=== Supplied data ===
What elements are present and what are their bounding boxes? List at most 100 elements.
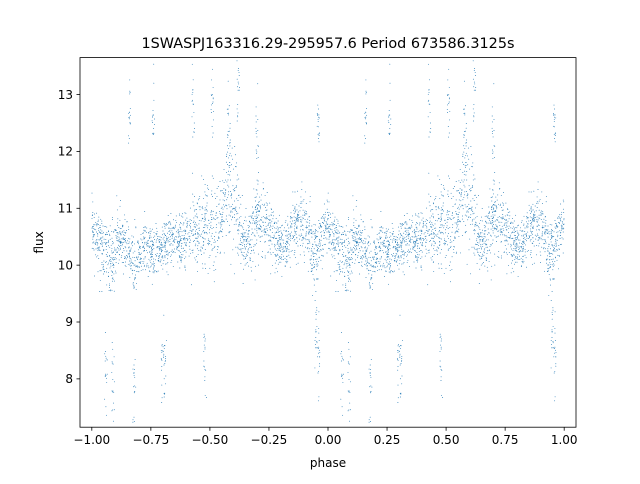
data-point — [493, 232, 494, 233]
data-point — [401, 361, 402, 362]
data-point — [469, 189, 470, 190]
data-point — [533, 209, 534, 210]
data-point — [226, 162, 227, 163]
data-point — [130, 108, 131, 109]
data-point — [258, 215, 259, 216]
data-point — [335, 247, 336, 248]
data-point — [135, 359, 136, 360]
data-point — [313, 253, 314, 254]
data-point — [554, 119, 555, 120]
data-point — [462, 162, 463, 163]
data-point — [159, 236, 160, 237]
data-point — [361, 241, 362, 242]
data-point — [217, 249, 218, 250]
data-point — [350, 273, 351, 274]
data-point — [265, 232, 266, 233]
data-point — [281, 237, 282, 238]
data-point — [300, 254, 301, 255]
data-point — [92, 239, 93, 240]
data-point — [283, 259, 284, 260]
data-point — [495, 228, 496, 229]
data-point — [530, 228, 531, 229]
data-point — [332, 248, 333, 249]
data-point — [202, 231, 203, 232]
data-point — [533, 237, 534, 238]
data-point — [545, 248, 546, 249]
data-point — [176, 249, 177, 250]
data-point — [470, 208, 471, 209]
data-point — [493, 180, 494, 181]
data-point — [537, 207, 538, 208]
data-point — [201, 220, 202, 221]
data-point — [122, 252, 123, 253]
data-point — [342, 358, 343, 359]
data-point — [388, 116, 389, 117]
data-point — [297, 214, 298, 215]
data-point — [346, 289, 347, 290]
data-point — [423, 225, 424, 226]
data-point — [215, 232, 216, 233]
data-point — [388, 256, 389, 257]
data-point — [279, 250, 280, 251]
data-point — [442, 225, 443, 226]
data-point — [155, 254, 156, 255]
data-point — [179, 215, 180, 216]
data-point — [401, 360, 402, 361]
data-point — [204, 227, 205, 228]
data-point — [415, 256, 416, 257]
data-point — [358, 244, 359, 245]
data-point — [542, 233, 543, 234]
data-point — [544, 232, 545, 233]
data-point — [104, 242, 105, 243]
data-point — [228, 186, 229, 187]
data-point — [390, 265, 391, 266]
data-point — [456, 230, 457, 231]
data-point — [363, 240, 364, 241]
data-point — [334, 224, 335, 225]
data-point — [400, 394, 401, 395]
data-point — [370, 421, 371, 422]
data-point — [497, 194, 498, 195]
data-point — [264, 242, 265, 243]
data-point — [205, 207, 206, 208]
data-point — [220, 222, 221, 223]
data-point — [300, 196, 301, 197]
data-point — [512, 238, 513, 239]
data-point — [274, 236, 275, 237]
data-point — [100, 280, 101, 281]
data-point — [314, 264, 315, 265]
data-point — [199, 242, 200, 243]
data-point — [349, 263, 350, 264]
data-point — [294, 220, 295, 221]
data-point — [270, 219, 271, 220]
data-point — [254, 244, 255, 245]
data-point — [555, 311, 556, 312]
data-point — [239, 75, 240, 76]
data-point — [324, 218, 325, 219]
data-point — [370, 285, 371, 286]
data-point — [281, 257, 282, 258]
data-point — [344, 231, 345, 232]
data-point — [372, 289, 373, 290]
data-point — [132, 257, 133, 258]
data-point — [327, 201, 328, 202]
data-point — [191, 233, 192, 234]
data-point — [472, 185, 473, 186]
data-point — [195, 244, 196, 245]
data-point — [398, 360, 399, 361]
data-point — [248, 252, 249, 253]
data-point — [332, 213, 333, 214]
data-point — [555, 135, 556, 136]
data-point — [274, 244, 275, 245]
data-point — [294, 254, 295, 255]
data-point — [231, 219, 232, 220]
data-point — [560, 244, 561, 245]
data-point — [139, 252, 140, 253]
data-point — [350, 356, 351, 357]
data-point — [280, 230, 281, 231]
data-point — [329, 234, 330, 235]
data-point — [418, 231, 419, 232]
data-point — [317, 247, 318, 248]
data-point — [400, 354, 401, 355]
data-point — [406, 256, 407, 257]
===
## What you will do
Reproduce all of the data above with every "data-point" swapped for "scatter-point" and everything else left unchanged. Omit the pictures from the output.

## Full solution
What elements are present and what are their bounding boxes? List at most 100 elements.
scatter-point — [493, 232, 494, 233]
scatter-point — [401, 361, 402, 362]
scatter-point — [469, 189, 470, 190]
scatter-point — [533, 209, 534, 210]
scatter-point — [226, 162, 227, 163]
scatter-point — [130, 108, 131, 109]
scatter-point — [258, 215, 259, 216]
scatter-point — [335, 247, 336, 248]
scatter-point — [135, 359, 136, 360]
scatter-point — [313, 253, 314, 254]
scatter-point — [554, 119, 555, 120]
scatter-point — [462, 162, 463, 163]
scatter-point — [159, 236, 160, 237]
scatter-point — [361, 241, 362, 242]
scatter-point — [217, 249, 218, 250]
scatter-point — [350, 273, 351, 274]
scatter-point — [265, 232, 266, 233]
scatter-point — [281, 237, 282, 238]
scatter-point — [300, 254, 301, 255]
scatter-point — [92, 239, 93, 240]
scatter-point — [283, 259, 284, 260]
scatter-point — [495, 228, 496, 229]
scatter-point — [530, 228, 531, 229]
scatter-point — [332, 248, 333, 249]
scatter-point — [202, 231, 203, 232]
scatter-point — [533, 237, 534, 238]
scatter-point — [545, 248, 546, 249]
scatter-point — [176, 249, 177, 250]
scatter-point — [470, 208, 471, 209]
scatter-point — [493, 180, 494, 181]
scatter-point — [537, 207, 538, 208]
scatter-point — [201, 220, 202, 221]
scatter-point — [122, 252, 123, 253]
scatter-point — [342, 358, 343, 359]
scatter-point — [388, 116, 389, 117]
scatter-point — [297, 214, 298, 215]
scatter-point — [346, 289, 347, 290]
scatter-point — [423, 225, 424, 226]
scatter-point — [215, 232, 216, 233]
scatter-point — [388, 256, 389, 257]
scatter-point — [279, 250, 280, 251]
scatter-point — [442, 225, 443, 226]
scatter-point — [155, 254, 156, 255]
scatter-point — [179, 215, 180, 216]
scatter-point — [401, 360, 402, 361]
scatter-point — [204, 227, 205, 228]
scatter-point — [415, 256, 416, 257]
scatter-point — [358, 244, 359, 245]
scatter-point — [542, 233, 543, 234]
scatter-point — [544, 232, 545, 233]
scatter-point — [104, 242, 105, 243]
scatter-point — [228, 186, 229, 187]
scatter-point — [390, 265, 391, 266]
scatter-point — [456, 230, 457, 231]
scatter-point — [363, 240, 364, 241]
scatter-point — [334, 224, 335, 225]
scatter-point — [400, 394, 401, 395]
scatter-point — [370, 421, 371, 422]
scatter-point — [497, 194, 498, 195]
scatter-point — [264, 242, 265, 243]
scatter-point — [205, 207, 206, 208]
scatter-point — [220, 222, 221, 223]
scatter-point — [300, 196, 301, 197]
scatter-point — [512, 238, 513, 239]
scatter-point — [274, 236, 275, 237]
scatter-point — [100, 280, 101, 281]
scatter-point — [314, 264, 315, 265]
scatter-point — [199, 242, 200, 243]
scatter-point — [349, 263, 350, 264]
scatter-point — [294, 220, 295, 221]
scatter-point — [270, 219, 271, 220]
scatter-point — [254, 244, 255, 245]
scatter-point — [555, 311, 556, 312]
scatter-point — [239, 75, 240, 76]
scatter-point — [324, 218, 325, 219]
scatter-point — [370, 285, 371, 286]
scatter-point — [281, 257, 282, 258]
scatter-point — [344, 231, 345, 232]
scatter-point — [372, 289, 373, 290]
scatter-point — [132, 257, 133, 258]
scatter-point — [327, 201, 328, 202]
scatter-point — [191, 233, 192, 234]
scatter-point — [472, 185, 473, 186]
scatter-point — [195, 244, 196, 245]
scatter-point — [398, 360, 399, 361]
scatter-point — [248, 252, 249, 253]
scatter-point — [332, 213, 333, 214]
scatter-point — [555, 135, 556, 136]
scatter-point — [274, 244, 275, 245]
scatter-point — [294, 254, 295, 255]
scatter-point — [231, 219, 232, 220]
scatter-point — [560, 244, 561, 245]
scatter-point — [139, 252, 140, 253]
scatter-point — [350, 356, 351, 357]
scatter-point — [280, 230, 281, 231]
scatter-point — [329, 234, 330, 235]
scatter-point — [418, 231, 419, 232]
scatter-point — [317, 247, 318, 248]
scatter-point — [400, 354, 401, 355]
scatter-point — [406, 256, 407, 257]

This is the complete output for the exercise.